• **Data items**
Begin

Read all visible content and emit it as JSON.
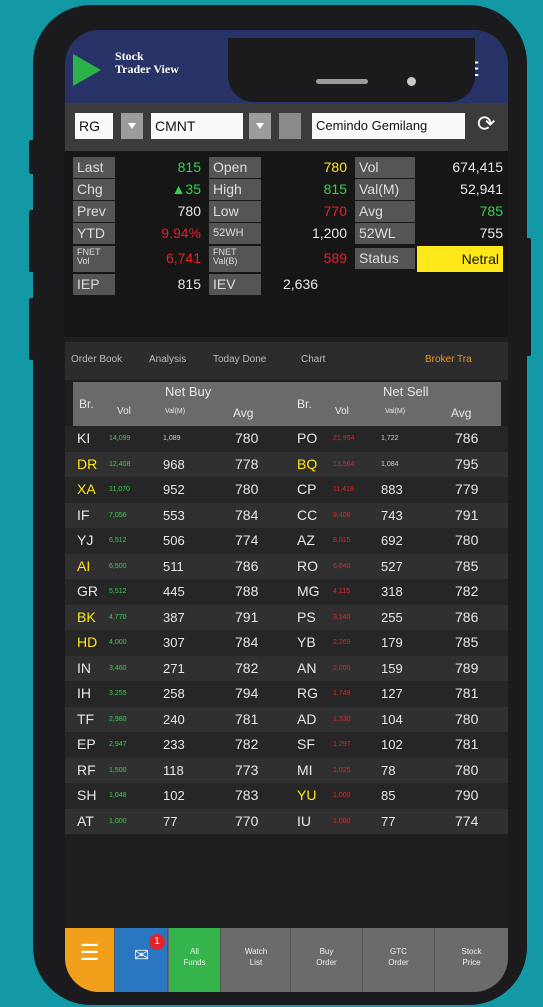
{
  "app": {
    "title_line1": "Stock",
    "title_line2": "Trader View"
  },
  "toolbar": {
    "board": "RG",
    "code": "CMNT",
    "company": "Cemindo Gemilang"
  },
  "quote": {
    "last_label": "Last",
    "last": "815",
    "chg_label": "Chg",
    "chg": "▲35",
    "prev_label": "Prev",
    "prev": "780",
    "ytd_label": "YTD",
    "ytd": "9.94%",
    "fnet_label": "FNET Vol",
    "fnet": "6,741",
    "iep_label": "IEP",
    "iep": "815",
    "open_label": "Open",
    "open": "780",
    "high_label": "High",
    "high": "815",
    "low_label": "Low",
    "low": "770",
    "wk52h_label": "52WH",
    "wk52h": "1,200",
    "fnetval_label": "FNET Val(B)",
    "fnetval": "589",
    "iev_label": "IEV",
    "iev": "2,636",
    "vol_label": "Vol",
    "vol": "674,415",
    "valm_label": "Val(M)",
    "valm": "52,941",
    "avg_label": "Avg",
    "avg": "785",
    "wk52l_label": "52WL",
    "wk52l": "755",
    "status_label": "Status",
    "status": "Netral"
  },
  "tabs": [
    "Order Book",
    "Analysis",
    "Today Done",
    "Chart",
    "Broker Tra"
  ],
  "table_header": {
    "br": "Br.",
    "net_buy": "Net Buy",
    "net_sell": "Net Sell",
    "vol": "Vol",
    "valm": "Val(M)",
    "avg": "Avg"
  },
  "rows": [
    {
      "b": "KI",
      "bv": "14,099",
      "bm": "1,089",
      "ba": "780",
      "s": "PO",
      "sv": "21,954",
      "sm": "1,722",
      "sa": "786"
    },
    {
      "b": "DR",
      "bv": "12,408",
      "bm": "968",
      "ba": "778",
      "s": "BQ",
      "sv": "13,564",
      "sm": "1,084",
      "sa": "795"
    },
    {
      "b": "XA",
      "bv": "11,070",
      "bm": "952",
      "ba": "780",
      "s": "CP",
      "sv": "11,418",
      "sm": "883",
      "sa": "779"
    },
    {
      "b": "IF",
      "bv": "7,056",
      "bm": "553",
      "ba": "784",
      "s": "CC",
      "sv": "9,406",
      "sm": "743",
      "sa": "791"
    },
    {
      "b": "YJ",
      "bv": "6,512",
      "bm": "506",
      "ba": "774",
      "s": "AZ",
      "sv": "8,015",
      "sm": "692",
      "sa": "780"
    },
    {
      "b": "AI",
      "bv": "6,500",
      "bm": "511",
      "ba": "786",
      "s": "RO",
      "sv": "6,640",
      "sm": "527",
      "sa": "785"
    },
    {
      "b": "GR",
      "bv": "5,512",
      "bm": "445",
      "ba": "788",
      "s": "MG",
      "sv": "4,115",
      "sm": "318",
      "sa": "782"
    },
    {
      "b": "BK",
      "bv": "4,770",
      "bm": "387",
      "ba": "791",
      "s": "PS",
      "sv": "3,140",
      "sm": "255",
      "sa": "786"
    },
    {
      "b": "HD",
      "bv": "4,000",
      "bm": "307",
      "ba": "784",
      "s": "YB",
      "sv": "2,269",
      "sm": "179",
      "sa": "785"
    },
    {
      "b": "IN",
      "bv": "3,460",
      "bm": "271",
      "ba": "782",
      "s": "AN",
      "sv": "2,000",
      "sm": "159",
      "sa": "789"
    },
    {
      "b": "IH",
      "bv": "3,255",
      "bm": "258",
      "ba": "794",
      "s": "RG",
      "sv": "1,749",
      "sm": "127",
      "sa": "781"
    },
    {
      "b": "TF",
      "bv": "2,980",
      "bm": "240",
      "ba": "781",
      "s": "AD",
      "sv": "1,330",
      "sm": "104",
      "sa": "780"
    },
    {
      "b": "EP",
      "bv": "2,947",
      "bm": "233",
      "ba": "782",
      "s": "SF",
      "sv": "1,297",
      "sm": "102",
      "sa": "781"
    },
    {
      "b": "RF",
      "bv": "1,500",
      "bm": "118",
      "ba": "773",
      "s": "MI",
      "sv": "1,025",
      "sm": "78",
      "sa": "780"
    },
    {
      "b": "SH",
      "bv": "1,048",
      "bm": "102",
      "ba": "783",
      "s": "YU",
      "sv": "1,000",
      "sm": "85",
      "sa": "790"
    },
    {
      "b": "AT",
      "bv": "1,000",
      "bm": "77",
      "ba": "770",
      "s": "IU",
      "sv": "1,000",
      "sm": "77",
      "sa": "774"
    }
  ],
  "bottom_nav": {
    "badge": "1",
    "all_funds_1": "All",
    "all_funds_2": "Funds",
    "watch_1": "Watch",
    "watch_2": "List",
    "buy_1": "Buy",
    "buy_2": "Order",
    "gtc_1": "GTC",
    "gtc_2": "Order",
    "stock_1": "Stock",
    "stock_2": "Price"
  },
  "colors": {
    "buy_green": "#35d24a",
    "sell_red": "#e0242a",
    "status_yellow": "#ffe81a",
    "top_navy": "#273366"
  }
}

End

Pictures in the records must not appear in the copy; transcribe everything else precisely.

Read all visible content and emit it as JSON.
{
  "app": {
    "title_line1": "Stock",
    "title_line2": "Trader View"
  },
  "toolbar": {
    "board": "RG",
    "code": "CMNT",
    "company": "Cemindo Gemilang"
  },
  "quote": {
    "last_label": "Last",
    "last": "815",
    "chg_label": "Chg",
    "chg": "▲35",
    "prev_label": "Prev",
    "prev": "780",
    "ytd_label": "YTD",
    "ytd": "9.94%",
    "fnet_label": "FNET Vol",
    "fnet": "6,741",
    "iep_label": "IEP",
    "iep": "815",
    "open_label": "Open",
    "open": "780",
    "high_label": "High",
    "high": "815",
    "low_label": "Low",
    "low": "770",
    "wk52h_label": "52WH",
    "wk52h": "1,200",
    "fnetval_label": "FNET Val(B)",
    "fnetval": "589",
    "iev_label": "IEV",
    "iev": "2,636",
    "vol_label": "Vol",
    "vol": "674,415",
    "valm_label": "Val(M)",
    "valm": "52,941",
    "avg_label": "Avg",
    "avg": "785",
    "wk52l_label": "52WL",
    "wk52l": "755",
    "status_label": "Status",
    "status": "Netral"
  },
  "tabs": [
    "Order Book",
    "Analysis",
    "Today Done",
    "Chart",
    "Broker Tra"
  ],
  "table_header": {
    "br": "Br.",
    "net_buy": "Net Buy",
    "net_sell": "Net Sell",
    "vol": "Vol",
    "valm": "Val(M)",
    "avg": "Avg"
  },
  "rows": [
    {
      "b": "KI",
      "bv": "14,099",
      "bm": "1,089",
      "ba": "780",
      "s": "PO",
      "sv": "21,954",
      "sm": "1,722",
      "sa": "786"
    },
    {
      "b": "DR",
      "bv": "12,408",
      "bm": "968",
      "ba": "778",
      "s": "BQ",
      "sv": "13,564",
      "sm": "1,084",
      "sa": "795"
    },
    {
      "b": "XA",
      "bv": "11,070",
      "bm": "952",
      "ba": "780",
      "s": "CP",
      "sv": "11,418",
      "sm": "883",
      "sa": "779"
    },
    {
      "b": "IF",
      "bv": "7,056",
      "bm": "553",
      "ba": "784",
      "s": "CC",
      "sv": "9,406",
      "sm": "743",
      "sa": "791"
    },
    {
      "b": "YJ",
      "bv": "6,512",
      "bm": "506",
      "ba": "774",
      "s": "AZ",
      "sv": "8,015",
      "sm": "692",
      "sa": "780"
    },
    {
      "b": "AI",
      "bv": "6,500",
      "bm": "511",
      "ba": "786",
      "s": "RO",
      "sv": "6,640",
      "sm": "527",
      "sa": "785"
    },
    {
      "b": "GR",
      "bv": "5,512",
      "bm": "445",
      "ba": "788",
      "s": "MG",
      "sv": "4,115",
      "sm": "318",
      "sa": "782"
    },
    {
      "b": "BK",
      "bv": "4,770",
      "bm": "387",
      "ba": "791",
      "s": "PS",
      "sv": "3,140",
      "sm": "255",
      "sa": "786"
    },
    {
      "b": "HD",
      "bv": "4,000",
      "bm": "307",
      "ba": "784",
      "s": "YB",
      "sv": "2,269",
      "sm": "179",
      "sa": "785"
    },
    {
      "b": "IN",
      "bv": "3,460",
      "bm": "271",
      "ba": "782",
      "s": "AN",
      "sv": "2,000",
      "sm": "159",
      "sa": "789"
    },
    {
      "b": "IH",
      "bv": "3,255",
      "bm": "258",
      "ba": "794",
      "s": "RG",
      "sv": "1,749",
      "sm": "127",
      "sa": "781"
    },
    {
      "b": "TF",
      "bv": "2,980",
      "bm": "240",
      "ba": "781",
      "s": "AD",
      "sv": "1,330",
      "sm": "104",
      "sa": "780"
    },
    {
      "b": "EP",
      "bv": "2,947",
      "bm": "233",
      "ba": "782",
      "s": "SF",
      "sv": "1,297",
      "sm": "102",
      "sa": "781"
    },
    {
      "b": "RF",
      "bv": "1,500",
      "bm": "118",
      "ba": "773",
      "s": "MI",
      "sv": "1,025",
      "sm": "78",
      "sa": "780"
    },
    {
      "b": "SH",
      "bv": "1,048",
      "bm": "102",
      "ba": "783",
      "s": "YU",
      "sv": "1,000",
      "sm": "85",
      "sa": "790"
    },
    {
      "b": "AT",
      "bv": "1,000",
      "bm": "77",
      "ba": "770",
      "s": "IU",
      "sv": "1,000",
      "sm": "77",
      "sa": "774"
    }
  ],
  "bottom_nav": {
    "badge": "1",
    "all_funds_1": "All",
    "all_funds_2": "Funds",
    "watch_1": "Watch",
    "watch_2": "List",
    "buy_1": "Buy",
    "buy_2": "Order",
    "gtc_1": "GTC",
    "gtc_2": "Order",
    "stock_1": "Stock",
    "stock_2": "Price"
  },
  "colors": {
    "buy_green": "#35d24a",
    "sell_red": "#e0242a",
    "status_yellow": "#ffe81a",
    "top_navy": "#273366"
  }
}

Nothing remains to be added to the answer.